>> begin Available records

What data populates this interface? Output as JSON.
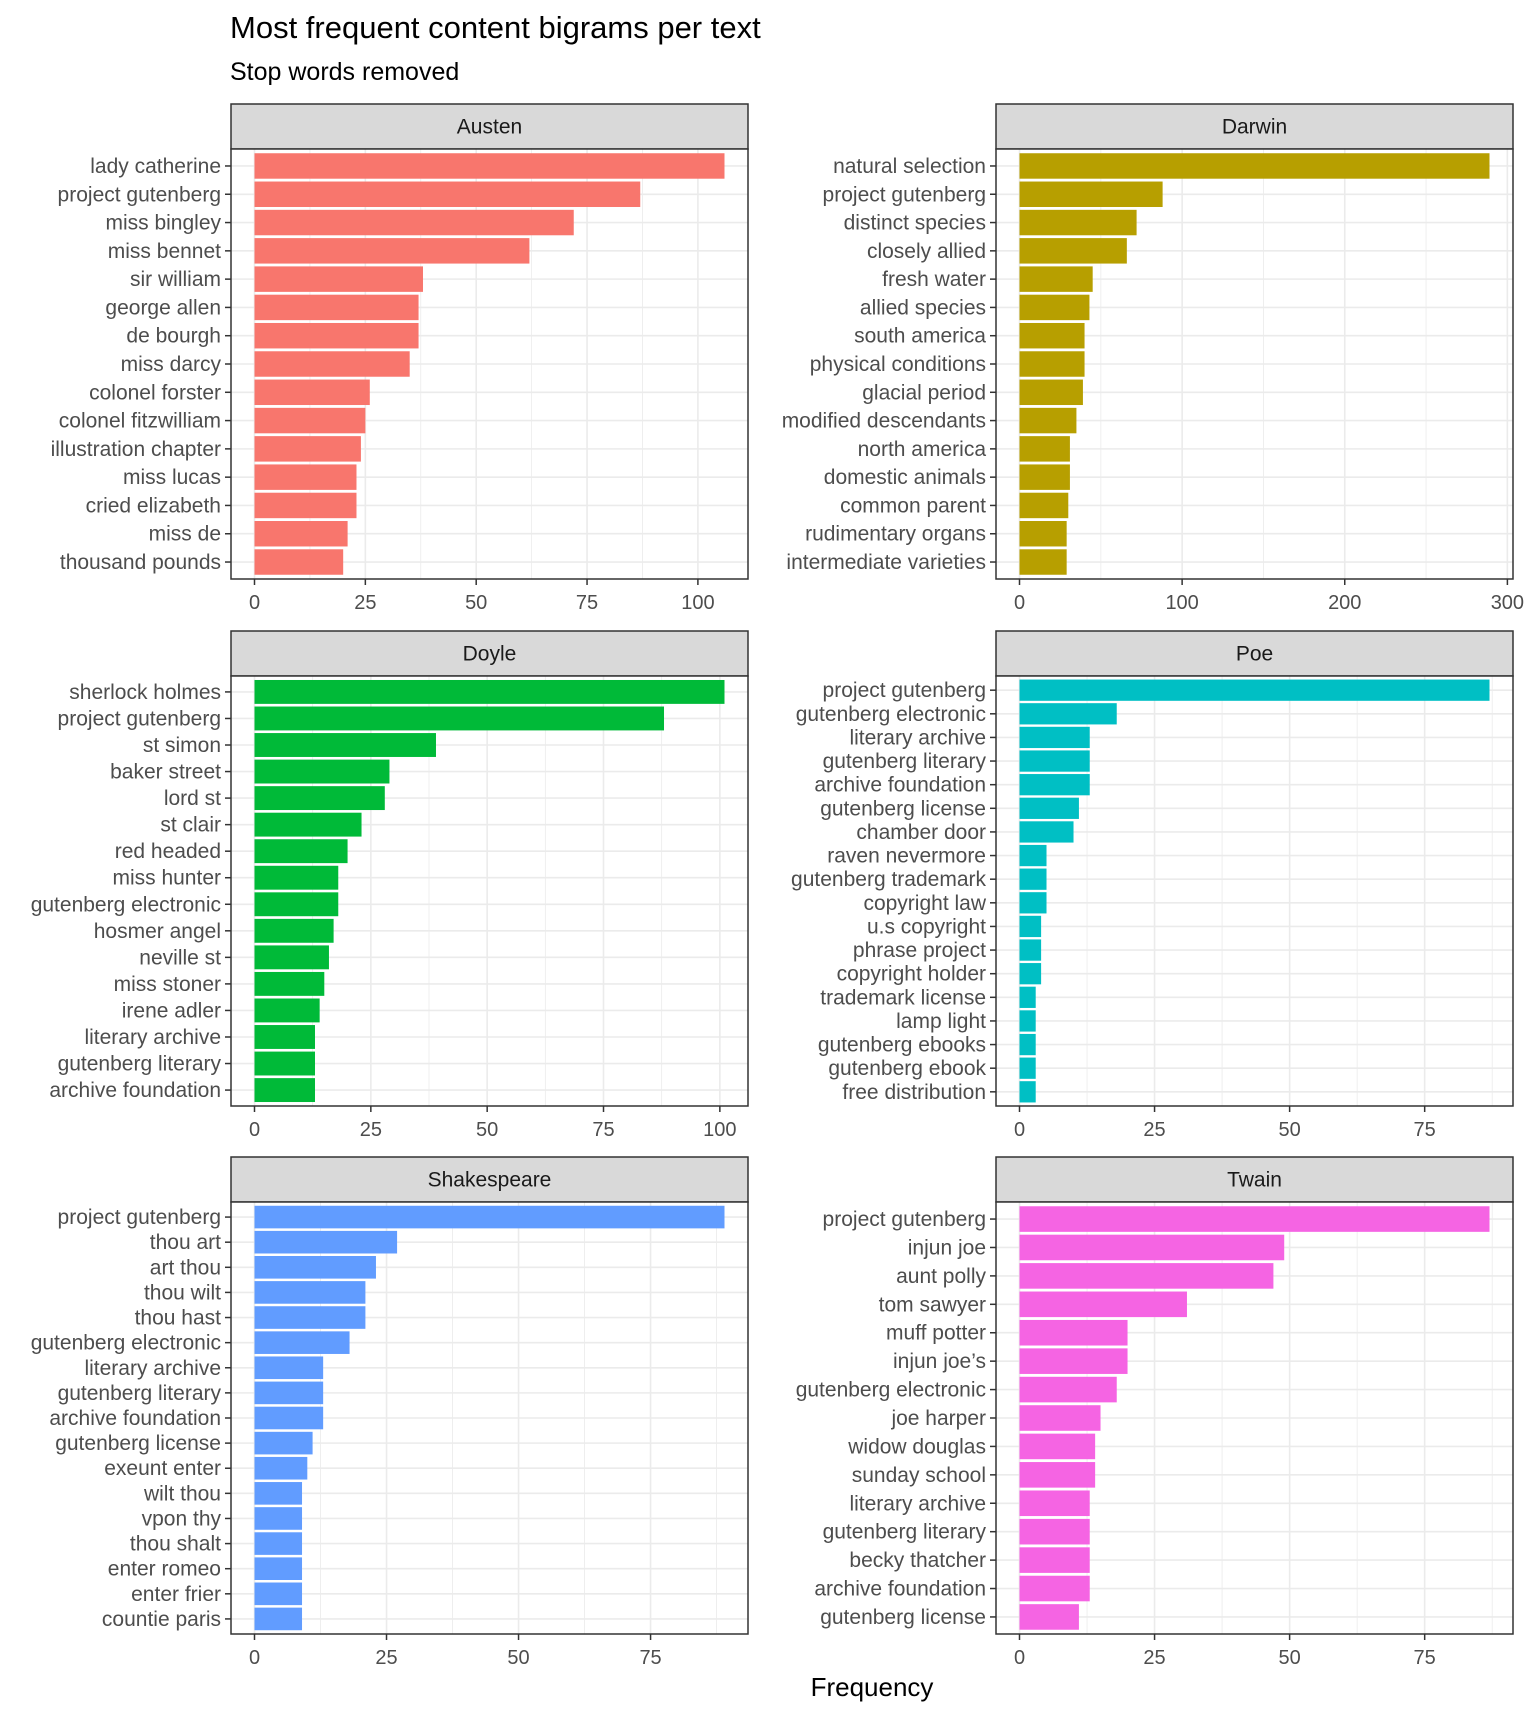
{
  "chart_data": {
    "type": "bar",
    "orientation": "horizontal",
    "title": "Most frequent content bigrams per text",
    "subtitle": "Stop words removed",
    "xlabel": "Frequency",
    "ylabel": "",
    "grid": true,
    "legend": "none",
    "facets": [
      {
        "name": "Austen",
        "color": "#F8766D",
        "ticks": [
          0,
          25,
          50,
          75,
          100
        ],
        "xlim": [
          0,
          106
        ],
        "categories": [
          "lady catherine",
          "project gutenberg",
          "miss bingley",
          "miss bennet",
          "sir william",
          "george allen",
          "de bourgh",
          "miss darcy",
          "colonel forster",
          "colonel fitzwilliam",
          "illustration chapter",
          "miss lucas",
          "cried elizabeth",
          "miss de",
          "thousand pounds"
        ],
        "values": [
          106,
          87,
          72,
          62,
          38,
          37,
          37,
          35,
          26,
          25,
          24,
          23,
          23,
          21,
          20
        ]
      },
      {
        "name": "Darwin",
        "color": "#B79F00",
        "ticks": [
          0,
          100,
          200,
          300
        ],
        "xlim": [
          0,
          289
        ],
        "categories": [
          "natural selection",
          "project gutenberg",
          "distinct species",
          "closely allied",
          "fresh water",
          "allied species",
          "south america",
          "physical conditions",
          "glacial period",
          "modified descendants",
          "north america",
          "domestic animals",
          "common parent",
          "rudimentary organs",
          "intermediate varieties"
        ],
        "values": [
          289,
          88,
          72,
          66,
          45,
          43,
          40,
          40,
          39,
          35,
          31,
          31,
          30,
          29,
          29
        ]
      },
      {
        "name": "Doyle",
        "color": "#00BA38",
        "ticks": [
          0,
          25,
          50,
          75,
          100
        ],
        "xlim": [
          0,
          101
        ],
        "categories": [
          "sherlock holmes",
          "project gutenberg",
          "st simon",
          "baker street",
          "lord st",
          "st clair",
          "red headed",
          "miss hunter",
          "gutenberg electronic",
          "hosmer angel",
          "neville st",
          "miss stoner",
          "irene adler",
          "literary archive",
          "gutenberg literary",
          "archive foundation"
        ],
        "values": [
          101,
          88,
          39,
          29,
          28,
          23,
          20,
          18,
          18,
          17,
          16,
          15,
          14,
          13,
          13,
          13
        ]
      },
      {
        "name": "Poe",
        "color": "#00BFC4",
        "ticks": [
          0,
          25,
          50,
          75
        ],
        "xlim": [
          0,
          87
        ],
        "categories": [
          "project gutenberg",
          "gutenberg electronic",
          "literary archive",
          "gutenberg literary",
          "archive foundation",
          "gutenberg license",
          "chamber door",
          "raven nevermore",
          "gutenberg trademark",
          "copyright law",
          "u.s copyright",
          "phrase project",
          "copyright holder",
          "trademark license",
          "lamp light",
          "gutenberg ebooks",
          "gutenberg ebook",
          "free distribution"
        ],
        "values": [
          87,
          18,
          13,
          13,
          13,
          11,
          10,
          5,
          5,
          5,
          4,
          4,
          4,
          3,
          3,
          3,
          3,
          3
        ]
      },
      {
        "name": "Shakespeare",
        "color": "#619CFF",
        "ticks": [
          0,
          25,
          50,
          75
        ],
        "xlim": [
          0,
          89
        ],
        "categories": [
          "project gutenberg",
          "thou art",
          "art thou",
          "thou wilt",
          "thou hast",
          "gutenberg electronic",
          "literary archive",
          "gutenberg literary",
          "archive foundation",
          "gutenberg license",
          "exeunt enter",
          "wilt thou",
          "vpon thy",
          "thou shalt",
          "enter romeo",
          "enter frier",
          "countie paris"
        ],
        "values": [
          89,
          27,
          23,
          21,
          21,
          18,
          13,
          13,
          13,
          11,
          10,
          9,
          9,
          9,
          9,
          9,
          9
        ]
      },
      {
        "name": "Twain",
        "color": "#F564E3",
        "ticks": [
          0,
          25,
          50,
          75
        ],
        "xlim": [
          0,
          87
        ],
        "categories": [
          "project gutenberg",
          "injun joe",
          "aunt polly",
          "tom sawyer",
          "muff potter",
          "injun joe’s",
          "gutenberg electronic",
          "joe harper",
          "widow douglas",
          "sunday school",
          "literary archive",
          "gutenberg literary",
          "becky thatcher",
          "archive foundation",
          "gutenberg license"
        ],
        "values": [
          87,
          49,
          47,
          31,
          20,
          20,
          18,
          15,
          14,
          14,
          13,
          13,
          13,
          13,
          11
        ]
      }
    ]
  }
}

>> end Available records

Your task is to return the entries above exactly, with no pictures.

§ **Reply**:
What data populates this interface? Output as JSON.
{
  "chart_data": {
    "type": "bar",
    "orientation": "horizontal",
    "title": "Most frequent content bigrams per text",
    "subtitle": "Stop words removed",
    "xlabel": "Frequency",
    "ylabel": "",
    "grid": true,
    "legend": "none",
    "facets": [
      {
        "name": "Austen",
        "color": "#F8766D",
        "ticks": [
          0,
          25,
          50,
          75,
          100
        ],
        "xlim": [
          0,
          106
        ],
        "categories": [
          "lady catherine",
          "project gutenberg",
          "miss bingley",
          "miss bennet",
          "sir william",
          "george allen",
          "de bourgh",
          "miss darcy",
          "colonel forster",
          "colonel fitzwilliam",
          "illustration chapter",
          "miss lucas",
          "cried elizabeth",
          "miss de",
          "thousand pounds"
        ],
        "values": [
          106,
          87,
          72,
          62,
          38,
          37,
          37,
          35,
          26,
          25,
          24,
          23,
          23,
          21,
          20
        ]
      },
      {
        "name": "Darwin",
        "color": "#B79F00",
        "ticks": [
          0,
          100,
          200,
          300
        ],
        "xlim": [
          0,
          289
        ],
        "categories": [
          "natural selection",
          "project gutenberg",
          "distinct species",
          "closely allied",
          "fresh water",
          "allied species",
          "south america",
          "physical conditions",
          "glacial period",
          "modified descendants",
          "north america",
          "domestic animals",
          "common parent",
          "rudimentary organs",
          "intermediate varieties"
        ],
        "values": [
          289,
          88,
          72,
          66,
          45,
          43,
          40,
          40,
          39,
          35,
          31,
          31,
          30,
          29,
          29
        ]
      },
      {
        "name": "Doyle",
        "color": "#00BA38",
        "ticks": [
          0,
          25,
          50,
          75,
          100
        ],
        "xlim": [
          0,
          101
        ],
        "categories": [
          "sherlock holmes",
          "project gutenberg",
          "st simon",
          "baker street",
          "lord st",
          "st clair",
          "red headed",
          "miss hunter",
          "gutenberg electronic",
          "hosmer angel",
          "neville st",
          "miss stoner",
          "irene adler",
          "literary archive",
          "gutenberg literary",
          "archive foundation"
        ],
        "values": [
          101,
          88,
          39,
          29,
          28,
          23,
          20,
          18,
          18,
          17,
          16,
          15,
          14,
          13,
          13,
          13
        ]
      },
      {
        "name": "Poe",
        "color": "#00BFC4",
        "ticks": [
          0,
          25,
          50,
          75
        ],
        "xlim": [
          0,
          87
        ],
        "categories": [
          "project gutenberg",
          "gutenberg electronic",
          "literary archive",
          "gutenberg literary",
          "archive foundation",
          "gutenberg license",
          "chamber door",
          "raven nevermore",
          "gutenberg trademark",
          "copyright law",
          "u.s copyright",
          "phrase project",
          "copyright holder",
          "trademark license",
          "lamp light",
          "gutenberg ebooks",
          "gutenberg ebook",
          "free distribution"
        ],
        "values": [
          87,
          18,
          13,
          13,
          13,
          11,
          10,
          5,
          5,
          5,
          4,
          4,
          4,
          3,
          3,
          3,
          3,
          3
        ]
      },
      {
        "name": "Shakespeare",
        "color": "#619CFF",
        "ticks": [
          0,
          25,
          50,
          75
        ],
        "xlim": [
          0,
          89
        ],
        "categories": [
          "project gutenberg",
          "thou art",
          "art thou",
          "thou wilt",
          "thou hast",
          "gutenberg electronic",
          "literary archive",
          "gutenberg literary",
          "archive foundation",
          "gutenberg license",
          "exeunt enter",
          "wilt thou",
          "vpon thy",
          "thou shalt",
          "enter romeo",
          "enter frier",
          "countie paris"
        ],
        "values": [
          89,
          27,
          23,
          21,
          21,
          18,
          13,
          13,
          13,
          11,
          10,
          9,
          9,
          9,
          9,
          9,
          9
        ]
      },
      {
        "name": "Twain",
        "color": "#F564E3",
        "ticks": [
          0,
          25,
          50,
          75
        ],
        "xlim": [
          0,
          87
        ],
        "categories": [
          "project gutenberg",
          "injun joe",
          "aunt polly",
          "tom sawyer",
          "muff potter",
          "injun joe’s",
          "gutenberg electronic",
          "joe harper",
          "widow douglas",
          "sunday school",
          "literary archive",
          "gutenberg literary",
          "becky thatcher",
          "archive foundation",
          "gutenberg license"
        ],
        "values": [
          87,
          49,
          47,
          31,
          20,
          20,
          18,
          15,
          14,
          14,
          13,
          13,
          13,
          13,
          11
        ]
      }
    ]
  }
}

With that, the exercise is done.